[Dataset rows]

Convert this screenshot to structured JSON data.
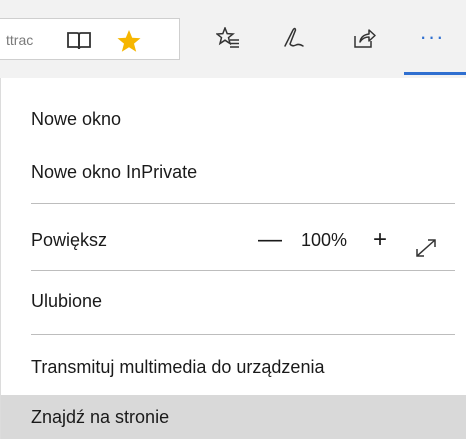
{
  "toolbar": {
    "address_fragment": "ttrac",
    "icons": {
      "reading_view": "reading-view-icon",
      "favorite": "star-icon",
      "hub": "hub-icon",
      "notes": "web-note-icon",
      "share": "share-icon",
      "more": "more-icon"
    },
    "more_label": "···",
    "accent_color": "#2f6fd0",
    "star_color": "#f6b600"
  },
  "menu": {
    "new_window": "Nowe okno",
    "new_inprivate": "Nowe okno InPrivate",
    "zoom": {
      "label": "Powiększ",
      "minus": "—",
      "level": "100%",
      "plus": "+"
    },
    "favorites": "Ulubione",
    "cast": "Transmituj multimedia do urządzenia",
    "find": "Znajdź na stronie"
  }
}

(TASK BRIEF):
All the records above need to be given again word for word. Skip the pictures.

(FINISHED TASK):
Convert this screenshot to structured JSON data.
{
  "toolbar": {
    "address_fragment": "ttrac",
    "icons": {
      "reading_view": "reading-view-icon",
      "favorite": "star-icon",
      "hub": "hub-icon",
      "notes": "web-note-icon",
      "share": "share-icon",
      "more": "more-icon"
    },
    "more_label": "···",
    "accent_color": "#2f6fd0",
    "star_color": "#f6b600"
  },
  "menu": {
    "new_window": "Nowe okno",
    "new_inprivate": "Nowe okno InPrivate",
    "zoom": {
      "label": "Powiększ",
      "minus": "—",
      "level": "100%",
      "plus": "+"
    },
    "favorites": "Ulubione",
    "cast": "Transmituj multimedia do urządzenia",
    "find": "Znajdź na stronie"
  }
}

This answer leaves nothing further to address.